**AIM OF THE EXERCISE:** Repeat the listing exactly as given, omitting every image.

** START RECORDS TO PROCESS **

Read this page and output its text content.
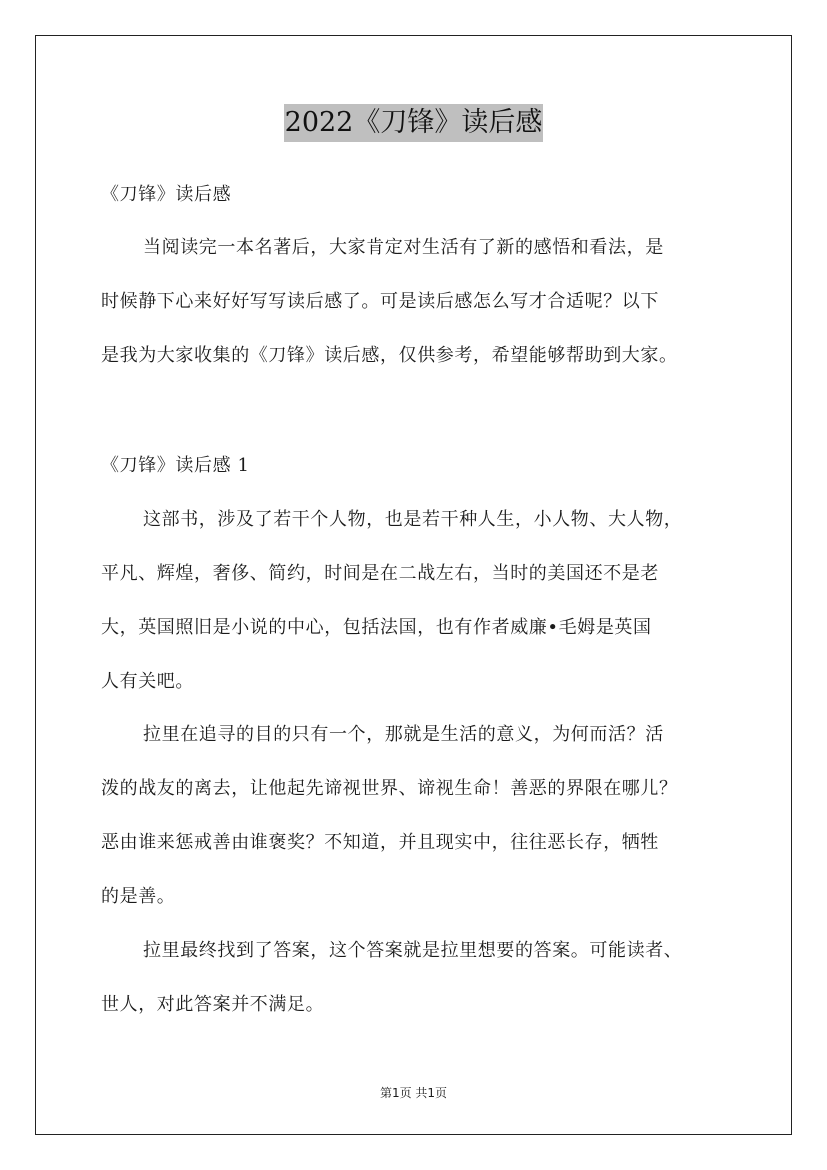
2022《刀锋》读后感
《刀锋》读后感
当阅读完一本名著后，大家肯定对生活有了新的感悟和看法，是
时候静下心来好好写写读后感了。可是读后感怎么写才合适呢？以下
是我为大家收集的《刀锋》读后感，仅供参考，希望能够帮助到大家。
《刀锋》读后感 1
这部书，涉及了若干个人物，也是若干种人生，小人物、大人物，
平凡、辉煌，奢侈、简约，时间是在二战左右，当时的美国还不是老
大，英国照旧是小说的中心，包括法国，也有作者威廉•毛姆是英国
人有关吧。
拉里在追寻的目的只有一个，那就是生活的意义，为何而活？活
泼的战友的离去，让他起先谛视世界、谛视生命！善恶的界限在哪儿？
恶由谁来惩戒善由谁褒奖？不知道，并且现实中，往往恶长存，牺牲
的是善。
拉里最终找到了答案，这个答案就是拉里想要的答案。可能读者、
世人，对此答案并不满足。
第1页 共1页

** END RECORDS TO PROCESS **

**SOLUTION BELOW:**
Read this page and output its text content.
2022《刀锋》读后感
《刀锋》读后感
当阅读完一本名著后，大家肯定对生活有了新的感悟和看法，是
时候静下心来好好写写读后感了。可是读后感怎么写才合适呢？以下
是我为大家收集的《刀锋》读后感，仅供参考，希望能够帮助到大家。
《刀锋》读后感 1
这部书，涉及了若干个人物，也是若干种人生，小人物、大人物，
平凡、辉煌，奢侈、简约，时间是在二战左右，当时的美国还不是老
大，英国照旧是小说的中心，包括法国，也有作者威廉•毛姆是英国
人有关吧。
拉里在追寻的目的只有一个，那就是生活的意义，为何而活？活
泼的战友的离去，让他起先谛视世界、谛视生命！善恶的界限在哪儿？
恶由谁来惩戒善由谁褒奖？不知道，并且现实中，往往恶长存，牺牲
的是善。
拉里最终找到了答案，这个答案就是拉里想要的答案。可能读者、
世人，对此答案并不满足。
第1页 共1页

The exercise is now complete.